## START Records

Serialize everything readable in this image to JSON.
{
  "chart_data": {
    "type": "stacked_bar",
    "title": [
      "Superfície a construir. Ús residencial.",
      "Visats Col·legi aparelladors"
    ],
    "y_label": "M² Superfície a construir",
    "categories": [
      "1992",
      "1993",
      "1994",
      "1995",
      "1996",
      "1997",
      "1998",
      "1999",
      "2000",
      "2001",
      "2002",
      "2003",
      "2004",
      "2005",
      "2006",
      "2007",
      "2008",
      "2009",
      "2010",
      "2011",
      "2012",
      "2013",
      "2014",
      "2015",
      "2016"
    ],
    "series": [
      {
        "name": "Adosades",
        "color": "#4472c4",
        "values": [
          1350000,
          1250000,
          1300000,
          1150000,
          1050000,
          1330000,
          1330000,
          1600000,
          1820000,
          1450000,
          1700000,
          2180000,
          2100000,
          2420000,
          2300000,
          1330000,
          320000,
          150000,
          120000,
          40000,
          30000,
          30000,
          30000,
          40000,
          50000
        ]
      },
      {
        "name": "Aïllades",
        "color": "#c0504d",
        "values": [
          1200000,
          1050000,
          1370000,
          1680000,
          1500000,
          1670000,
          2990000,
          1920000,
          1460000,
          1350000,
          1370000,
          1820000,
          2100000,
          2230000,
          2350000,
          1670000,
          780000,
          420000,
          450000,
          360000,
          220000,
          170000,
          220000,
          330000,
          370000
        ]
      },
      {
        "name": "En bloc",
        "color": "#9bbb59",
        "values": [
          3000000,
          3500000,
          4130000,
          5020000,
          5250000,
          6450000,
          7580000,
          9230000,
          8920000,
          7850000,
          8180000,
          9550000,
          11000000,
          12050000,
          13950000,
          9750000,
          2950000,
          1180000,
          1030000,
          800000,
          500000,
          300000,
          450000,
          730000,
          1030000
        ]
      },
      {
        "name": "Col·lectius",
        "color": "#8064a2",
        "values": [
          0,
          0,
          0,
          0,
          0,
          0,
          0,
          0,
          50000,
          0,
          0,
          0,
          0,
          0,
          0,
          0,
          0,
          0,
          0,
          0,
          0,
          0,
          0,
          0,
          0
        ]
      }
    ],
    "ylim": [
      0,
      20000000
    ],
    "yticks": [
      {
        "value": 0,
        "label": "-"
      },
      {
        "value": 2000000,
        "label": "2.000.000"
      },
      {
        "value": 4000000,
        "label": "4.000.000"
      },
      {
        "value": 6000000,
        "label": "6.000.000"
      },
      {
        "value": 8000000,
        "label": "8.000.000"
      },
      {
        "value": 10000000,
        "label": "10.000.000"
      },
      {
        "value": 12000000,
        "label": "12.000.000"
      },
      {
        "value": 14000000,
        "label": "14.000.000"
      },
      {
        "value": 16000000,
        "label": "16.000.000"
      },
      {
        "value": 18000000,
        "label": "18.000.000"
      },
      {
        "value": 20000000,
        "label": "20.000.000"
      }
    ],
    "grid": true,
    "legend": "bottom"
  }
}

## END Records

■ Problem to solve ■
Would you give the material above again, complete and exact?

■ Solution to the problem ■
Serialize everything readable in this image to JSON.
{
  "chart_data": {
    "type": "stacked_bar",
    "title": [
      "Superfície a construir. Ús residencial.",
      "Visats Col·legi aparelladors"
    ],
    "y_label": "M² Superfície a construir",
    "categories": [
      "1992",
      "1993",
      "1994",
      "1995",
      "1996",
      "1997",
      "1998",
      "1999",
      "2000",
      "2001",
      "2002",
      "2003",
      "2004",
      "2005",
      "2006",
      "2007",
      "2008",
      "2009",
      "2010",
      "2011",
      "2012",
      "2013",
      "2014",
      "2015",
      "2016"
    ],
    "series": [
      {
        "name": "Adosades",
        "color": "#4472c4",
        "values": [
          1350000,
          1250000,
          1300000,
          1150000,
          1050000,
          1330000,
          1330000,
          1600000,
          1820000,
          1450000,
          1700000,
          2180000,
          2100000,
          2420000,
          2300000,
          1330000,
          320000,
          150000,
          120000,
          40000,
          30000,
          30000,
          30000,
          40000,
          50000
        ]
      },
      {
        "name": "Aïllades",
        "color": "#c0504d",
        "values": [
          1200000,
          1050000,
          1370000,
          1680000,
          1500000,
          1670000,
          2990000,
          1920000,
          1460000,
          1350000,
          1370000,
          1820000,
          2100000,
          2230000,
          2350000,
          1670000,
          780000,
          420000,
          450000,
          360000,
          220000,
          170000,
          220000,
          330000,
          370000
        ]
      },
      {
        "name": "En bloc",
        "color": "#9bbb59",
        "values": [
          3000000,
          3500000,
          4130000,
          5020000,
          5250000,
          6450000,
          7580000,
          9230000,
          8920000,
          7850000,
          8180000,
          9550000,
          11000000,
          12050000,
          13950000,
          9750000,
          2950000,
          1180000,
          1030000,
          800000,
          500000,
          300000,
          450000,
          730000,
          1030000
        ]
      },
      {
        "name": "Col·lectius",
        "color": "#8064a2",
        "values": [
          0,
          0,
          0,
          0,
          0,
          0,
          0,
          0,
          50000,
          0,
          0,
          0,
          0,
          0,
          0,
          0,
          0,
          0,
          0,
          0,
          0,
          0,
          0,
          0,
          0
        ]
      }
    ],
    "ylim": [
      0,
      20000000
    ],
    "yticks": [
      {
        "value": 0,
        "label": "-"
      },
      {
        "value": 2000000,
        "label": "2.000.000"
      },
      {
        "value": 4000000,
        "label": "4.000.000"
      },
      {
        "value": 6000000,
        "label": "6.000.000"
      },
      {
        "value": 8000000,
        "label": "8.000.000"
      },
      {
        "value": 10000000,
        "label": "10.000.000"
      },
      {
        "value": 12000000,
        "label": "12.000.000"
      },
      {
        "value": 14000000,
        "label": "14.000.000"
      },
      {
        "value": 16000000,
        "label": "16.000.000"
      },
      {
        "value": 18000000,
        "label": "18.000.000"
      },
      {
        "value": 20000000,
        "label": "20.000.000"
      }
    ],
    "grid": true,
    "legend": "bottom"
  }
}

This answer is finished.